ЗАДАНИЕ: Напишите продолжение отрывка о пребывании Эвы в Мадриде, начиная сразу после его последнего предложения.

Когда же она вместе с генералиссимусом и доньей Кармен вышла на балкон, толпа взорвалась дисциплинированными аплодисментами, руки поднялись в фалангистском салюте. Стоя под знойным летним солнцем в норковом манто (она в тот период предпочитала надевать свои меха и драгоценности, невзирая на климат), с пучком золотых волос, уложенных в затейливую прическу, которую завершала эгретовая шляпка, с улыбкой, сияющей словно ее бриллианты, Эва отсалютовала толпе в ответ.
В другой вечер ее пребывания в Мадриде движение по Пласа Майор было перекрыто, чтобы провести на ней фестиваль народных танцев, который устраивался в честь Эвы. Танцы продолжались до трех часов ночи, и женская секция фаланги подарила Эве пятнадцать народных костюмов разных провинций, украшенных музейной вышивкой и уложенных, каждый, в специальную корзину, сплетенную наподобие кофра.

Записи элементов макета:
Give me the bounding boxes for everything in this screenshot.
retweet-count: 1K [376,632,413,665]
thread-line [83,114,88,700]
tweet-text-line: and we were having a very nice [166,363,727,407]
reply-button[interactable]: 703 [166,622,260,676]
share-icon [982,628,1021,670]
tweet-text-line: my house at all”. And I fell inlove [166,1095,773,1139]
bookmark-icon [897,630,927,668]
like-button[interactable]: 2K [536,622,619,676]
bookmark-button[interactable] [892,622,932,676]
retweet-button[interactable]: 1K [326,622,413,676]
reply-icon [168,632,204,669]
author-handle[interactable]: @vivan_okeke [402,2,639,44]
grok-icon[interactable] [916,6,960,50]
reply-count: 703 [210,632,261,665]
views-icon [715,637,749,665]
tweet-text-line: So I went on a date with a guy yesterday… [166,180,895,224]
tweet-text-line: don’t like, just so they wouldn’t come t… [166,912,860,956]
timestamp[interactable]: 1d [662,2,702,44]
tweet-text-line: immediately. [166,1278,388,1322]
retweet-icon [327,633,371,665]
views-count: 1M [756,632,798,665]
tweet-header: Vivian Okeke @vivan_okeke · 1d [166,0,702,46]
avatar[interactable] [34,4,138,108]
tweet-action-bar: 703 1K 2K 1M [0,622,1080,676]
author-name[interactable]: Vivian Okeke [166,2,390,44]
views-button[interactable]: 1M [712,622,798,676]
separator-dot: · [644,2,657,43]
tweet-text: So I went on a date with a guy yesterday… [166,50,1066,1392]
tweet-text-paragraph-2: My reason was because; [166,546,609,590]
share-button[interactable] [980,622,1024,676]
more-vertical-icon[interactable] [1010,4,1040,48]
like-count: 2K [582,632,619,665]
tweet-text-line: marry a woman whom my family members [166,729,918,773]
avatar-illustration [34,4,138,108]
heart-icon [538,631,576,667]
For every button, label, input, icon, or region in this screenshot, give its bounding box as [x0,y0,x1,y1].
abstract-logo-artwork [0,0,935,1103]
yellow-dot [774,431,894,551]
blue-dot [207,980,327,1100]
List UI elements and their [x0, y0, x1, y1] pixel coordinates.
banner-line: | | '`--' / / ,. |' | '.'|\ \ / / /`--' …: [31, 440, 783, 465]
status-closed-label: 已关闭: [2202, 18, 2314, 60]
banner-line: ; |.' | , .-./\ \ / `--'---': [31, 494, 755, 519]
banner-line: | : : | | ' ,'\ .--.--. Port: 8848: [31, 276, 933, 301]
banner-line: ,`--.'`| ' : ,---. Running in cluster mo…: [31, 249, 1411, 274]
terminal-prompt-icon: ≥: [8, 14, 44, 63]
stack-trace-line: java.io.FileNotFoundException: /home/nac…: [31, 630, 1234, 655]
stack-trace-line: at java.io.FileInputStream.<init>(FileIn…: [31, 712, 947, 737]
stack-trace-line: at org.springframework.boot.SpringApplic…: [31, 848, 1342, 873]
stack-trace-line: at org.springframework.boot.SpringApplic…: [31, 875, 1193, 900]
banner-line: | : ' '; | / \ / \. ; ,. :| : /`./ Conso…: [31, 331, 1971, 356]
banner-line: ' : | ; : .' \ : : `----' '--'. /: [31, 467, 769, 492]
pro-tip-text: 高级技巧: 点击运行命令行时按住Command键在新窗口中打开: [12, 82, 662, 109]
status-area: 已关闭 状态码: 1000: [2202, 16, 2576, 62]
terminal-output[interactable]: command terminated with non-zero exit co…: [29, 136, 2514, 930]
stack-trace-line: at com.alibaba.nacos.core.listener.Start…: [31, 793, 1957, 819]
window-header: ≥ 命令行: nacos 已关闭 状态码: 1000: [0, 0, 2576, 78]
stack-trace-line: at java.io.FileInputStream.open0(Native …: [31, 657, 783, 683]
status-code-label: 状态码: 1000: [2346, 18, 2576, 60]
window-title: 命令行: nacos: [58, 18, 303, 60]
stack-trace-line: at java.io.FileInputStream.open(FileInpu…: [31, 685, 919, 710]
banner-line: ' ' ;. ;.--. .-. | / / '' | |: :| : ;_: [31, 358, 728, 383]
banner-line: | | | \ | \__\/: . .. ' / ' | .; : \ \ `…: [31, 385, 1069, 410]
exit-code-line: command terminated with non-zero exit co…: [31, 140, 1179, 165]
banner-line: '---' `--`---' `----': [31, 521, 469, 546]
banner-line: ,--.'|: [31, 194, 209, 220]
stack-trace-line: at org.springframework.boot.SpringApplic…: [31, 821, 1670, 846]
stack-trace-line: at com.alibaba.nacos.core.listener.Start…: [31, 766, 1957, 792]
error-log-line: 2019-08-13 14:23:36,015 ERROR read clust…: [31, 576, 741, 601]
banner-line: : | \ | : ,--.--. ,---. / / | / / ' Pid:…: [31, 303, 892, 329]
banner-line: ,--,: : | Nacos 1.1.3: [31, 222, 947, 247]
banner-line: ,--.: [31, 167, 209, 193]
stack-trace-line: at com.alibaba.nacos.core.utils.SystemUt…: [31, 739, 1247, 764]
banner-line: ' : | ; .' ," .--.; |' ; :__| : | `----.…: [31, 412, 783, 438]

ЧТО ПОЛУЧИЛОСЬ:
В бое быков, проведенном для нее в Пласа де Торос, участвовали лишь самые опытные матадоры и быки породы Муира, известные своей свирепостью и дороговизной. Все ложи были украшены разноцветными мантильями, а сама арена посыпана цветным песком и представляла собой сложный рисунок: красный и желтый изображали Испанию, белый и голубой – Аргентину, а центр символизировал союз двух стран. Вся эта красота являлась плодом многочасового терпеливого и умелого труда, но была разрушена в мгновение ока. Эва, сидевшая в королевской ложе, белокурая, с головы до пят одетая в белое, являла разительный контраст с черноволосыми испанскими женщинами, большинство которых по привычке одевались в черное. Зрелище открыл парад цыган из Гранады, распевавших свои дикие песни и танцевавших под звон гитар и рокот тамбуринов; за ними проследовала величественная процессия королевских экипажей; за ними – быки Муира…
Во дворце Франко Эль Прадо и также в отеле «Риц» проводились грандиозные банкеты, Эву возили на экскурсию в Эскуриал, ее всюду принимали епископы и высокие сановники, титулованные головы склонялись к ее руке, она получала цветы и сказочные подарки (одним из них был флакон духов за четыре тысячи долларов), ее имя красовалось на плакатах, на флагах и транспарантах, для нее играли оркестры, ее повсюду приветствовали почтительные толпы – о, она дала бы сто очков вперед жене любого олигарха!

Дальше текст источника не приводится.